WORK REQUIRED> Transcribe only what runs from the line containing "Decode this image" through the final line below, exactly, and leave every picture out.

DATA TO PROCESS>
-- Begin --

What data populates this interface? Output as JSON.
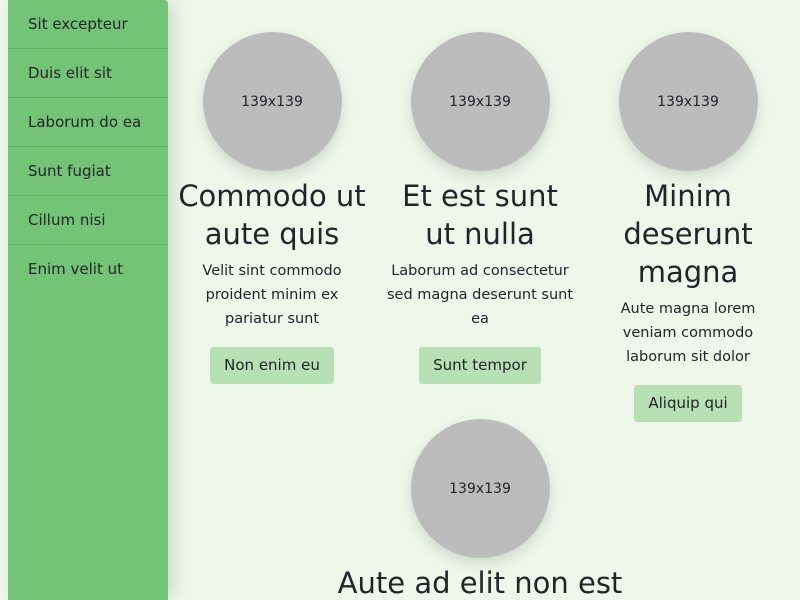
{
  "sidebar": {
    "items": [
      {
        "label": "Sit excepteur"
      },
      {
        "label": "Duis elit sit"
      },
      {
        "label": "Laborum do ea"
      },
      {
        "label": "Sunt fugiat"
      },
      {
        "label": "Cillum nisi"
      },
      {
        "label": "Enim velit ut"
      }
    ]
  },
  "cards": [
    {
      "image_label": "139x139",
      "title": "Commodo ut aute quis",
      "text": "Velit sint commodo proident minim ex pariatur sunt",
      "button": "Non enim eu"
    },
    {
      "image_label": "139x139",
      "title": "Et est sunt ut nulla",
      "text": "Laborum ad consectetur sed magna deserunt sunt ea",
      "button": "Sunt tempor"
    },
    {
      "image_label": "139x139",
      "title": "Minim deserunt magna",
      "text": "Aute magna lorem veniam commodo laborum sit dolor",
      "button": "Aliquip qui"
    },
    {
      "image_label": "139x139",
      "title": "Aute ad elit non est"
    }
  ]
}
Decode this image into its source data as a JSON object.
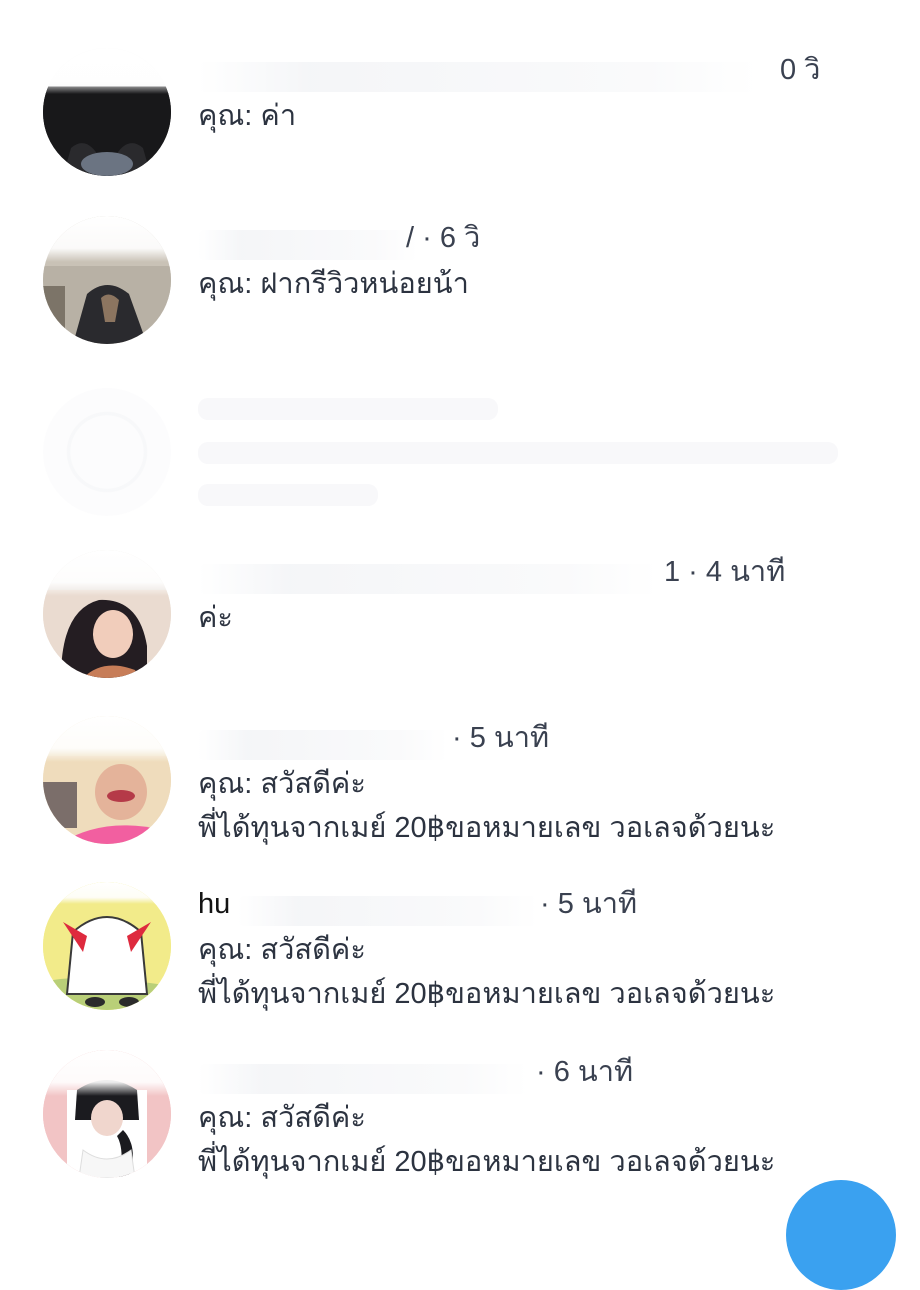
{
  "threads": [
    {
      "name": "",
      "time": "0 วิ",
      "line1": "คุณ: ค่า",
      "line2": "",
      "avatar_colors": [
        "#2a2a2c",
        "#131315",
        "#5c6574"
      ]
    },
    {
      "name": "",
      "time": "/ · 6 วิ",
      "line1": "คุณ: ฝากรีวิวหน่อยน้า",
      "line2": "",
      "avatar_colors": [
        "#b8b1a5",
        "#2c2c30",
        "#8c7560"
      ]
    },
    {
      "name": "",
      "time": "1 · 4 นาที",
      "line1": "ค่ะ",
      "line2": "",
      "avatar_colors": [
        "#e9d7cc",
        "#2a2227",
        "#c77d58"
      ]
    },
    {
      "name": "",
      "time": "· 5 นาที",
      "line1": "คุณ: สวัสดีค่ะ",
      "line2": "พี่ได้ทุนจากเมย์ 20฿ขอหมายเลข วอเลจด้วยนะ",
      "avatar_colors": [
        "#f3e0b8",
        "#f25fa0",
        "#d8a086"
      ]
    },
    {
      "name": "hu",
      "time": "· 5 นาที",
      "line1": "คุณ: สวัสดีค่ะ",
      "line2": "พี่ได้ทุนจากเมย์ 20฿ขอหมายเลข วอเลจด้วยนะ",
      "avatar_colors": [
        "#f4ee8f",
        "#ffffff",
        "#de2a3e"
      ]
    },
    {
      "name": "",
      "time": "· 6 นาที",
      "line1": "คุณ: สวัสดีค่ะ",
      "line2": "พี่ได้ทุนจากเมย์ 20฿ขอหมายเลข วอเลจด้วยนะ",
      "avatar_colors": [
        "#f2c3c4",
        "#ffffff",
        "#1b1b1f"
      ]
    }
  ],
  "accent": "#3aa1f0"
}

-- End --

TASK SOLUTION>
Decode this image into its source data as a JSON object.
{
  "threads": [
    {
      "name": "",
      "time": "0 วิ",
      "line1": "คุณ: ค่า",
      "line2": "",
      "avatar_colors": [
        "#2a2a2c",
        "#131315",
        "#5c6574"
      ]
    },
    {
      "name": "",
      "time": "/ · 6 วิ",
      "line1": "คุณ: ฝากรีวิวหน่อยน้า",
      "line2": "",
      "avatar_colors": [
        "#b8b1a5",
        "#2c2c30",
        "#8c7560"
      ]
    },
    {
      "name": "",
      "time": "1 · 4 นาที",
      "line1": "ค่ะ",
      "line2": "",
      "avatar_colors": [
        "#e9d7cc",
        "#2a2227",
        "#c77d58"
      ]
    },
    {
      "name": "",
      "time": "· 5 นาที",
      "line1": "คุณ: สวัสดีค่ะ",
      "line2": "พี่ได้ทุนจากเมย์ 20฿ขอหมายเลข วอเลจด้วยนะ",
      "avatar_colors": [
        "#f3e0b8",
        "#f25fa0",
        "#d8a086"
      ]
    },
    {
      "name": "hu",
      "time": "· 5 นาที",
      "line1": "คุณ: สวัสดีค่ะ",
      "line2": "พี่ได้ทุนจากเมย์ 20฿ขอหมายเลข วอเลจด้วยนะ",
      "avatar_colors": [
        "#f4ee8f",
        "#ffffff",
        "#de2a3e"
      ]
    },
    {
      "name": "",
      "time": "· 6 นาที",
      "line1": "คุณ: สวัสดีค่ะ",
      "line2": "พี่ได้ทุนจากเมย์ 20฿ขอหมายเลข วอเลจด้วยนะ",
      "avatar_colors": [
        "#f2c3c4",
        "#ffffff",
        "#1b1b1f"
      ]
    }
  ],
  "accent": "#3aa1f0"
}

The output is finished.